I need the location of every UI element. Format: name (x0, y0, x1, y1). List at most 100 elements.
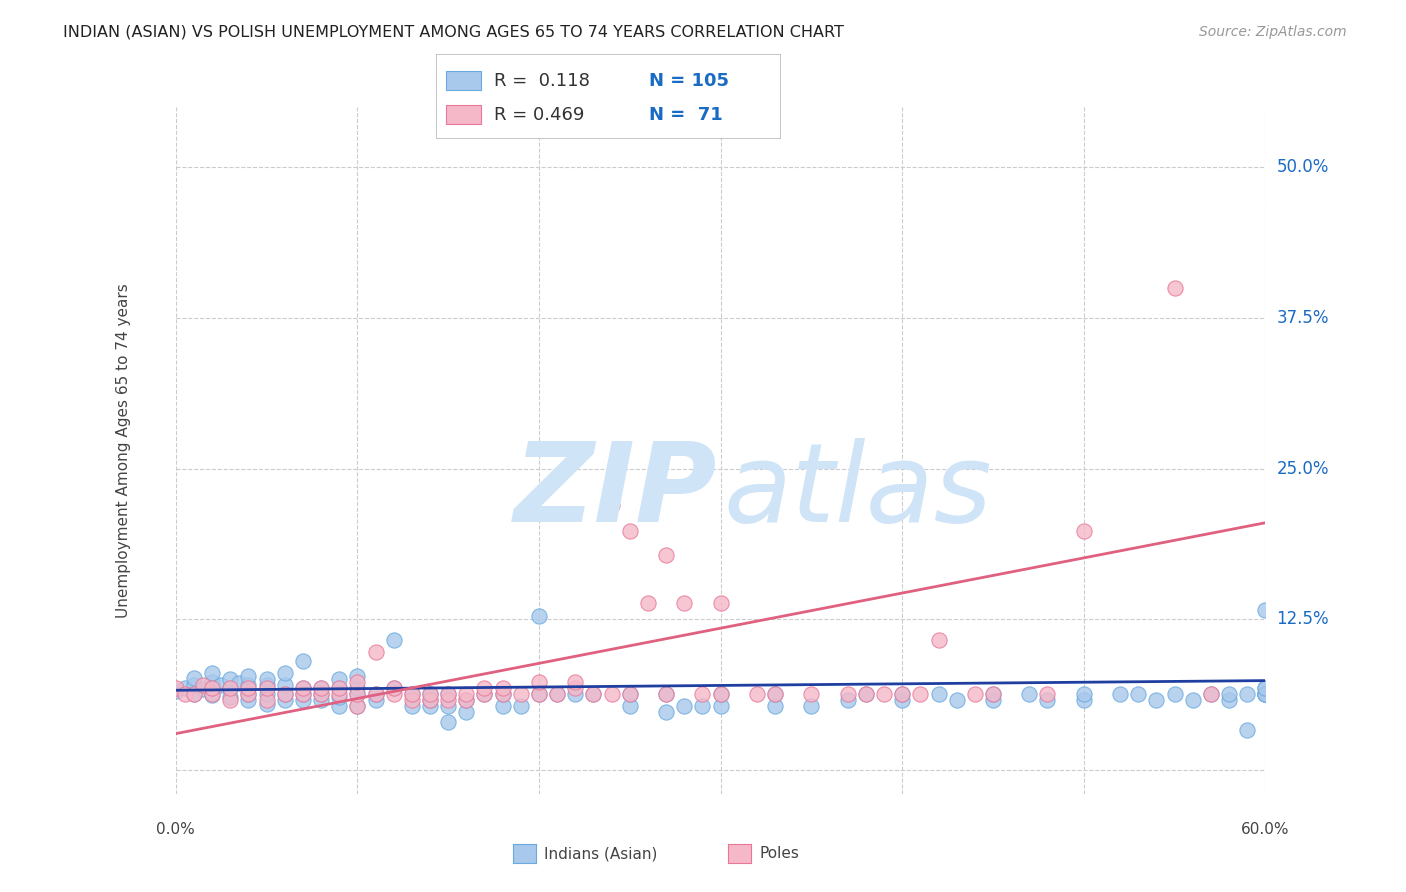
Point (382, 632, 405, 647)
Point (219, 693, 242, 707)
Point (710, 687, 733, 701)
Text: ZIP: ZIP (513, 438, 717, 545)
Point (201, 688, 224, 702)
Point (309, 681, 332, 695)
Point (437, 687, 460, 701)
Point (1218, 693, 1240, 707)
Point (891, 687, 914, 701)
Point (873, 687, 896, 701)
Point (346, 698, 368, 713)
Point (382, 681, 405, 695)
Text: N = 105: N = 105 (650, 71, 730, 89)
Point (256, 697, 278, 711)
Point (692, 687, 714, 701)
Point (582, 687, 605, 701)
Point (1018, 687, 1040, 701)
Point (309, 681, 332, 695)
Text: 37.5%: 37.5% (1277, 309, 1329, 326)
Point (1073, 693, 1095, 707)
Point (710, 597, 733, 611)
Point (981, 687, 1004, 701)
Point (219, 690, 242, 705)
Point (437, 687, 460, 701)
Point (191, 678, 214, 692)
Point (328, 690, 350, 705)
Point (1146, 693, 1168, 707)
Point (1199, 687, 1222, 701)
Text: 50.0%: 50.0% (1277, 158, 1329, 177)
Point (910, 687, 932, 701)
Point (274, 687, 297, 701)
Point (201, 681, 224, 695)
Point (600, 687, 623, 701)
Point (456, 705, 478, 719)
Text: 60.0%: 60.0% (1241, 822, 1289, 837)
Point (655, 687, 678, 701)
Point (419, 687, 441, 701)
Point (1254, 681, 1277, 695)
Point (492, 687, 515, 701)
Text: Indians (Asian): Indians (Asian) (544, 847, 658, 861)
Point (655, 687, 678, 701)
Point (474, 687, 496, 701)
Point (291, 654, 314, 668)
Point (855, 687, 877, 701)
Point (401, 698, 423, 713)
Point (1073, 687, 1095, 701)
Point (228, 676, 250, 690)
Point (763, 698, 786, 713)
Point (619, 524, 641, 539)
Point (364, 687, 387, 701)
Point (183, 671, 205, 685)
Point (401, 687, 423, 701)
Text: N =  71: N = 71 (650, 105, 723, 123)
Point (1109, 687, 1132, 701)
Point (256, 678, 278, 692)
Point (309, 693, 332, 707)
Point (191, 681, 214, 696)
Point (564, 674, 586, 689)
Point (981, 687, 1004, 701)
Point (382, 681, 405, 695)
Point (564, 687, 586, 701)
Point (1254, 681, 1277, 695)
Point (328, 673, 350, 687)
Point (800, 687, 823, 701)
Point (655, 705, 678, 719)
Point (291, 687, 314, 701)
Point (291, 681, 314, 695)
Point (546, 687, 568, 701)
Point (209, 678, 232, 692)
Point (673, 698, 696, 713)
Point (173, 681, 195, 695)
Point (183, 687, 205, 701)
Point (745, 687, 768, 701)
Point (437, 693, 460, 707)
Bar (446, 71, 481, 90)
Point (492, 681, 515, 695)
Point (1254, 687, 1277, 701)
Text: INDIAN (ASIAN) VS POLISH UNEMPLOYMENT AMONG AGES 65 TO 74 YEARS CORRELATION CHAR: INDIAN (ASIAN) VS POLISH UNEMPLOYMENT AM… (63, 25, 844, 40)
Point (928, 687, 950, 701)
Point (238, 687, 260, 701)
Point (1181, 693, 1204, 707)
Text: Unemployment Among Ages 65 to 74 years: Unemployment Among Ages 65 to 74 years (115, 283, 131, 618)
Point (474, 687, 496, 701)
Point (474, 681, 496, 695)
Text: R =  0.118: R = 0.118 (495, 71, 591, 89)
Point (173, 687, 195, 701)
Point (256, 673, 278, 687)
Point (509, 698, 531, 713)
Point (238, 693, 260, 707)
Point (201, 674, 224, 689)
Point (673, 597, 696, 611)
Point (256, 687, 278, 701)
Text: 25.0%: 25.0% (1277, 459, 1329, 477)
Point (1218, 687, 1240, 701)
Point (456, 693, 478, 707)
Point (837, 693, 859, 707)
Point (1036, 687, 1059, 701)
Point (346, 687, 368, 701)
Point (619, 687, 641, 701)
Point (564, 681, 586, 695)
::::
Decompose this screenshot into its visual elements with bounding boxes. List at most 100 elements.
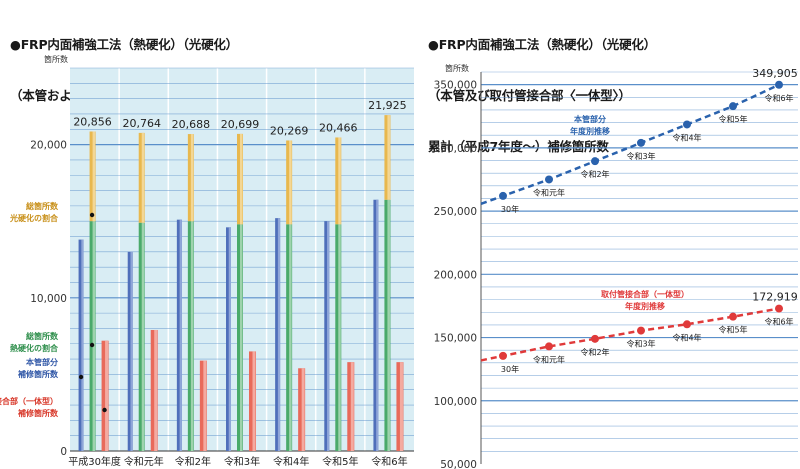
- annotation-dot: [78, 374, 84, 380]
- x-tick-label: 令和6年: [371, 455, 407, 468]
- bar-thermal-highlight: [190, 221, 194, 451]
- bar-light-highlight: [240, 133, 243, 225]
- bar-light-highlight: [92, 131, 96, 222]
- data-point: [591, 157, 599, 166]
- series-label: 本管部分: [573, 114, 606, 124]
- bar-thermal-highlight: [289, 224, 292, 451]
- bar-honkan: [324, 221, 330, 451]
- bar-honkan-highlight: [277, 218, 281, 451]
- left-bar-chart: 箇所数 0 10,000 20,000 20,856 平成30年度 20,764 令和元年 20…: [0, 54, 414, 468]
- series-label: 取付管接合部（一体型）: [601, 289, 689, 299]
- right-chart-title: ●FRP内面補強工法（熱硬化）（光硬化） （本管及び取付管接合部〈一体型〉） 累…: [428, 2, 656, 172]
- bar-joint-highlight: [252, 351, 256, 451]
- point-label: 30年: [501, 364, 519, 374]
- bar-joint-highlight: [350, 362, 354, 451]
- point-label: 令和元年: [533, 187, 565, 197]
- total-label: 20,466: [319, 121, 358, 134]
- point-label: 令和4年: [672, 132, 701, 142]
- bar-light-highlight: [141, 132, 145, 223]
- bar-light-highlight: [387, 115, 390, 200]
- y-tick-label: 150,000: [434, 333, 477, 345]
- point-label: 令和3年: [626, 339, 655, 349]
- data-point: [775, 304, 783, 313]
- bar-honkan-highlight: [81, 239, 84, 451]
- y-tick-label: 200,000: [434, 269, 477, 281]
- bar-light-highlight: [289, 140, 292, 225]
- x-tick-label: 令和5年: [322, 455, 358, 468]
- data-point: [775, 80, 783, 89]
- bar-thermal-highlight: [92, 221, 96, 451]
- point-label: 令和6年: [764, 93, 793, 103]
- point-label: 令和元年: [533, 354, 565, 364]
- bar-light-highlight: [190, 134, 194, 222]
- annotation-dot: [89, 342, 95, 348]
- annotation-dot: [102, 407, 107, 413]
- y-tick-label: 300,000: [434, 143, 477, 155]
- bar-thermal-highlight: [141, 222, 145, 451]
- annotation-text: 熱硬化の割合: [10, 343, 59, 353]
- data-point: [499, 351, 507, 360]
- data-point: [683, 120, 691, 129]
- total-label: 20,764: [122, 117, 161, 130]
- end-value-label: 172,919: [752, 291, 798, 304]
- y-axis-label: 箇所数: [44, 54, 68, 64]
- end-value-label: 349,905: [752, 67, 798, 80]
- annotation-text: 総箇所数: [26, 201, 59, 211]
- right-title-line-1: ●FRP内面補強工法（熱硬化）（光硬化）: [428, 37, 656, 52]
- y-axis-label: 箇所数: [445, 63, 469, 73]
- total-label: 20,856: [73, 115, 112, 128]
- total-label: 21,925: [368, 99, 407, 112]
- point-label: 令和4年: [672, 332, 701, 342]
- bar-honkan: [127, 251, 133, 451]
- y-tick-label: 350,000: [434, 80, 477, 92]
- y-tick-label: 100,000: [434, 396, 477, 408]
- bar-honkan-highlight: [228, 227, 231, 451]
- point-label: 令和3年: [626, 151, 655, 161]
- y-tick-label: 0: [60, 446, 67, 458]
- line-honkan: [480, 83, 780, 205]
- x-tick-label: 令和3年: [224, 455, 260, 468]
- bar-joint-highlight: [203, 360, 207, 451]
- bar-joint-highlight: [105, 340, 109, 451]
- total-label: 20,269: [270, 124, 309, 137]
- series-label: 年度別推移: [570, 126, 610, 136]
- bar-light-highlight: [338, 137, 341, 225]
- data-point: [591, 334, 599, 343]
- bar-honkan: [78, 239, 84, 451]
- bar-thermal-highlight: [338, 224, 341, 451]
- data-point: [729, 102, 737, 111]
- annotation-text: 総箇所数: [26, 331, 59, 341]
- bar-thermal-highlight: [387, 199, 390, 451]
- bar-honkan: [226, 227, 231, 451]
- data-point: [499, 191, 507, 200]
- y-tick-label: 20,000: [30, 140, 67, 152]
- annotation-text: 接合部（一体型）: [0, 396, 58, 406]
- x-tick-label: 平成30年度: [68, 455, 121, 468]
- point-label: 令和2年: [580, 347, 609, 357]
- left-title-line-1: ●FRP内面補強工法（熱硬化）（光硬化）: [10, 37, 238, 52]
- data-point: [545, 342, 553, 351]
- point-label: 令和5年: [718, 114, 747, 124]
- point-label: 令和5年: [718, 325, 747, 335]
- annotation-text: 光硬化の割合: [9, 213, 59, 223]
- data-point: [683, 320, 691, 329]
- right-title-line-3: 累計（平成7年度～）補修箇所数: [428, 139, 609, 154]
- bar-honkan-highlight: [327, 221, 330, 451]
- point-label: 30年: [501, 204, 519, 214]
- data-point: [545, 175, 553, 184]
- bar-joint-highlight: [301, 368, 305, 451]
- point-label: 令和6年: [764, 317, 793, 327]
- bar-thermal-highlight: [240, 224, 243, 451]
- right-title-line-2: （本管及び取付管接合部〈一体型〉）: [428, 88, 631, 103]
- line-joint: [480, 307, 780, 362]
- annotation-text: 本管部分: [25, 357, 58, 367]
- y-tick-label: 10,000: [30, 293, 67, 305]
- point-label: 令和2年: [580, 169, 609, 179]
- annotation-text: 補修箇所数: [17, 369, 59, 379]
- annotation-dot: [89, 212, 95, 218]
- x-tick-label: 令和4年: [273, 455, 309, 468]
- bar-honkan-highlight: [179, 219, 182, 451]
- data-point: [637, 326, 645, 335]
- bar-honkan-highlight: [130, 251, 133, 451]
::::
Retype the lines from the line with "Point (382, 632, 405, 647)" to the line with "Point (1018, 687, 1040, 701)", both ends included.

_Task output_
Point (382, 632, 405, 647)
Point (219, 693, 242, 707)
Point (710, 687, 733, 701)
Text: ZIP: ZIP (513, 438, 717, 545)
Point (201, 688, 224, 702)
Point (309, 681, 332, 695)
Point (437, 687, 460, 701)
Point (1218, 693, 1240, 707)
Point (891, 687, 914, 701)
Point (873, 687, 896, 701)
Point (346, 698, 368, 713)
Point (382, 681, 405, 695)
Text: N = 105: N = 105 (650, 71, 730, 89)
Point (256, 697, 278, 711)
Point (692, 687, 714, 701)
Point (582, 687, 605, 701)
Point (1018, 687, 1040, 701)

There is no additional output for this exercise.